### Stated problem
Can you quote the rows below word for word, from the line that contains "Give bounding boxes" through the line that contains "field-cell <box>334 382 340 387</box>", including both of those lines? Leave the pictures out of your answer.

### Given data
--- Start ---

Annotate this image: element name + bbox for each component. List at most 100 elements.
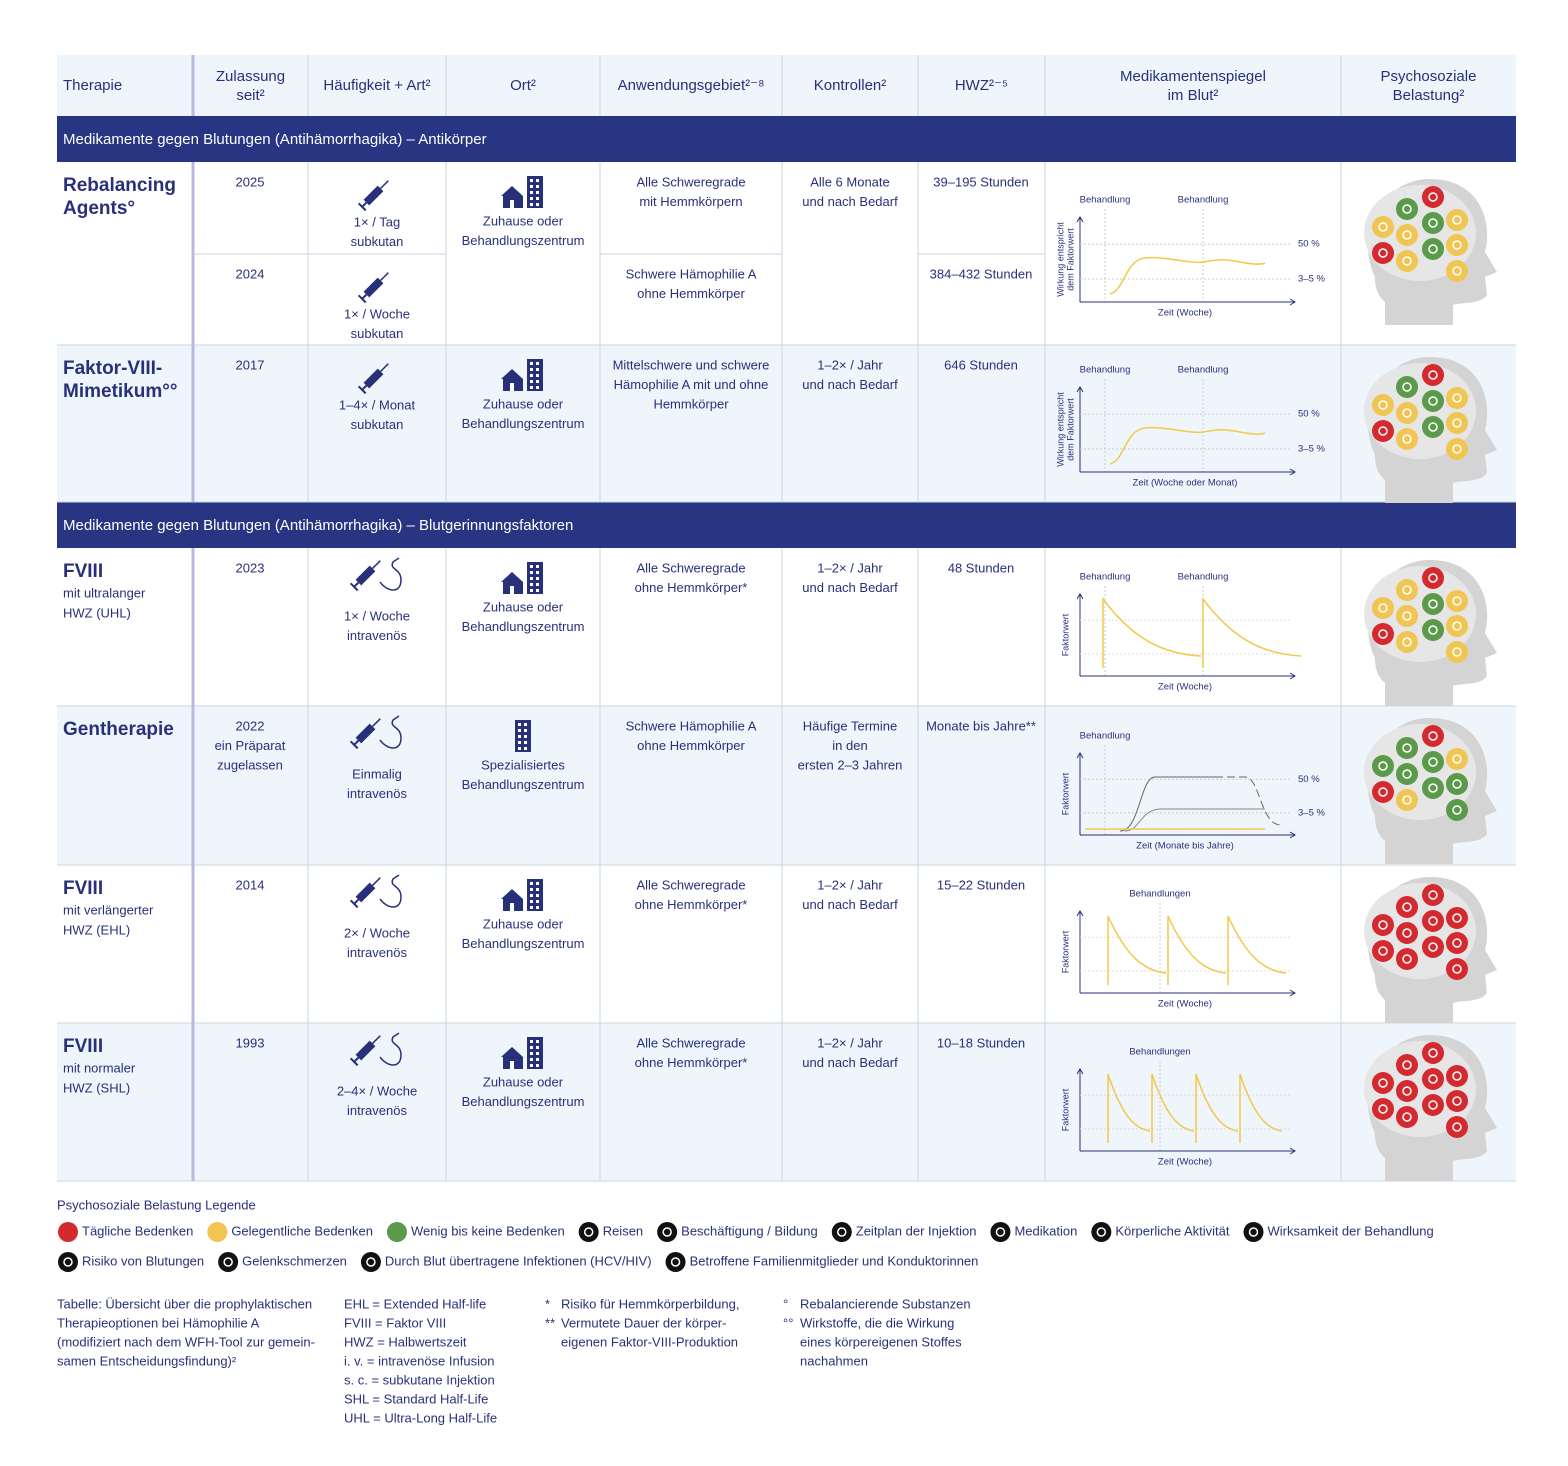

--- End ---
--- Start ---

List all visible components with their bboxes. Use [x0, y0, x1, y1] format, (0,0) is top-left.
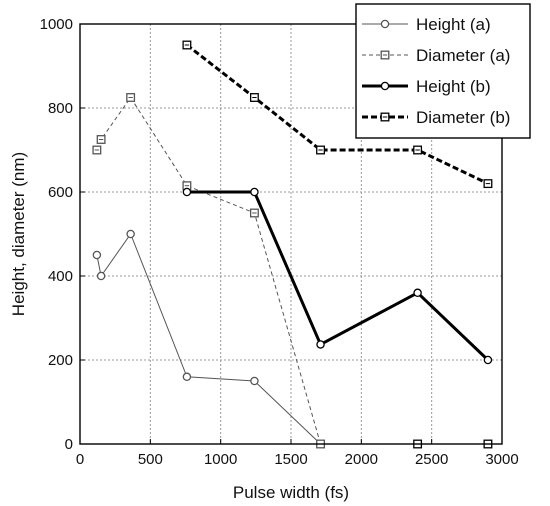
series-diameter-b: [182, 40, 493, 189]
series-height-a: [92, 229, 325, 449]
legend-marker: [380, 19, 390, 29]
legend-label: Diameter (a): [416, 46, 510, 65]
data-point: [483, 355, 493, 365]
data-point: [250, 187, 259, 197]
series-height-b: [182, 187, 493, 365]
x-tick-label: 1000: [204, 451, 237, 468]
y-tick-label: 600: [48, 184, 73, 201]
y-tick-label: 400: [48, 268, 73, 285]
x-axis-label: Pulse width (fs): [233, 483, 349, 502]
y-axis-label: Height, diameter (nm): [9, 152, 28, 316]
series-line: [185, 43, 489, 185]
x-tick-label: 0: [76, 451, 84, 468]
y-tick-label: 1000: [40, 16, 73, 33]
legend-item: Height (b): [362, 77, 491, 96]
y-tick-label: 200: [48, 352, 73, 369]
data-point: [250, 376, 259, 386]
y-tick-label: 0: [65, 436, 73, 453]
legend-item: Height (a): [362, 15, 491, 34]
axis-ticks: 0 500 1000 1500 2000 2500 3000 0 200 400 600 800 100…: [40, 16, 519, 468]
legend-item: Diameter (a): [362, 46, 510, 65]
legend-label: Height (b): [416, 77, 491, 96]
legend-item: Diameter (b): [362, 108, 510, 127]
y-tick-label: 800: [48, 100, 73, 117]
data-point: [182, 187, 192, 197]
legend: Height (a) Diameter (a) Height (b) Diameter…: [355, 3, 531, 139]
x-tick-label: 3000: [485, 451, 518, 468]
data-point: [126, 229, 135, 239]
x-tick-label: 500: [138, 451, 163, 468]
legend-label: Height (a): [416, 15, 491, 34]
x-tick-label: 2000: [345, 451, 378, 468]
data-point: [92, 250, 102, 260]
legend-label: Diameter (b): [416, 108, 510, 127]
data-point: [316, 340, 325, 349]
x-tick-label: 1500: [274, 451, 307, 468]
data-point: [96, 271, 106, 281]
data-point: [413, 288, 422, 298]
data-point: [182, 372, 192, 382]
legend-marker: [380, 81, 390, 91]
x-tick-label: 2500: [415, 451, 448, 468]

--- End ---
--- Start ---

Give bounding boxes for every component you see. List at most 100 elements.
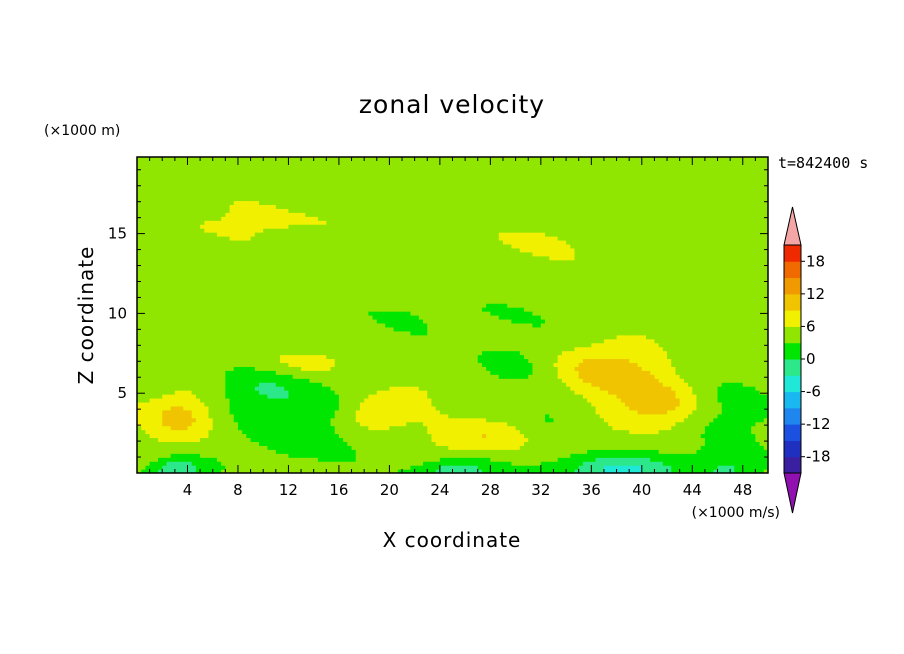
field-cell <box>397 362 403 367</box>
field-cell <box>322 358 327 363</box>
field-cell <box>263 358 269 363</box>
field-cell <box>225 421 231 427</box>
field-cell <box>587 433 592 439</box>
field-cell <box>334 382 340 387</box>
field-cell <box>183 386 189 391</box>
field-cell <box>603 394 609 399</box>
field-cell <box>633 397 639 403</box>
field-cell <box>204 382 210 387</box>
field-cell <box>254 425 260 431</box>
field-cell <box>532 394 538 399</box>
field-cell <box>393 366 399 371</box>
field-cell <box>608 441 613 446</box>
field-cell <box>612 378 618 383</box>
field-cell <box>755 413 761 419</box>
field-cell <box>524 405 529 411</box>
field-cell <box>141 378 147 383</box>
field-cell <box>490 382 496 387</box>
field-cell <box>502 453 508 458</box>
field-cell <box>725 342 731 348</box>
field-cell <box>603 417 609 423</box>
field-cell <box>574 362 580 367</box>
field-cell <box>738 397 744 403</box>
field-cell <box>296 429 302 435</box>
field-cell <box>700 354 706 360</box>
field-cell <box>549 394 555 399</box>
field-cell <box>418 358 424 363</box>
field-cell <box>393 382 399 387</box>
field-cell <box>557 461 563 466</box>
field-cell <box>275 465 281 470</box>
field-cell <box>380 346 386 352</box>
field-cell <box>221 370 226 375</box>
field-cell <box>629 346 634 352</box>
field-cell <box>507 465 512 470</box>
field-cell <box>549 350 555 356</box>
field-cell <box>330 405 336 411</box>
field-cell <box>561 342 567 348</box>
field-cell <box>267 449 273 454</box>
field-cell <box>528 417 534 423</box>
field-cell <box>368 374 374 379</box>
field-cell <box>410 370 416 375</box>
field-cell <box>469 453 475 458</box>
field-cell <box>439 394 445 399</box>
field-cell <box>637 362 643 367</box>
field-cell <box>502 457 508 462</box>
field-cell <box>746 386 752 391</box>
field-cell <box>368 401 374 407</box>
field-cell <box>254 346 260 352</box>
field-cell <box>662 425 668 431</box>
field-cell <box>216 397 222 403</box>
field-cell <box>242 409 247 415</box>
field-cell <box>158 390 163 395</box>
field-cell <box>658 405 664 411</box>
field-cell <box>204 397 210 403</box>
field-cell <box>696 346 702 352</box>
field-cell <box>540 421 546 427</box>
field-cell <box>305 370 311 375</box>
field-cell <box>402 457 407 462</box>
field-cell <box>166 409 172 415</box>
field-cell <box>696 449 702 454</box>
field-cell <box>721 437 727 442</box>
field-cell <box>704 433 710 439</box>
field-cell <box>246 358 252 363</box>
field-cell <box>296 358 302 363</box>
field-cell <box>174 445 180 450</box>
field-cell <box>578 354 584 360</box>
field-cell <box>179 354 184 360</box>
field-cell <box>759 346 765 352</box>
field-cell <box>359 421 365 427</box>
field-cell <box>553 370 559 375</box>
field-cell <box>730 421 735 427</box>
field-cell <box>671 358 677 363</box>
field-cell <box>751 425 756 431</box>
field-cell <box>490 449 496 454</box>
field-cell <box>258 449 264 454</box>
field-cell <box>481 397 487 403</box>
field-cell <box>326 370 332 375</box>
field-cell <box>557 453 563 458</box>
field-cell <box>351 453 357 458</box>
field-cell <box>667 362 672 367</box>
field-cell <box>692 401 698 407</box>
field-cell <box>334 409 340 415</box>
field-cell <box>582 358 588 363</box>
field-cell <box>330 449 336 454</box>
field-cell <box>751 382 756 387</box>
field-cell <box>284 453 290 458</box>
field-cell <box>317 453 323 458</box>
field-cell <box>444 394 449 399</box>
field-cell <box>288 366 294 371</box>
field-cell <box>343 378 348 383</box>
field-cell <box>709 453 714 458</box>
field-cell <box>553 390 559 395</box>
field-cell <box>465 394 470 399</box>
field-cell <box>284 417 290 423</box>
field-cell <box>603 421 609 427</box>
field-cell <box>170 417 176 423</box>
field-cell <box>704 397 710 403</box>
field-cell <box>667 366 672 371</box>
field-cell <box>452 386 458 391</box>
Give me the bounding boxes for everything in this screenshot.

--- End ---

### Full answer
Give bounding boxes for every component you see. List at most 100 elements.
field-cell <box>397 362 403 367</box>
field-cell <box>322 358 327 363</box>
field-cell <box>263 358 269 363</box>
field-cell <box>225 421 231 427</box>
field-cell <box>587 433 592 439</box>
field-cell <box>334 382 340 387</box>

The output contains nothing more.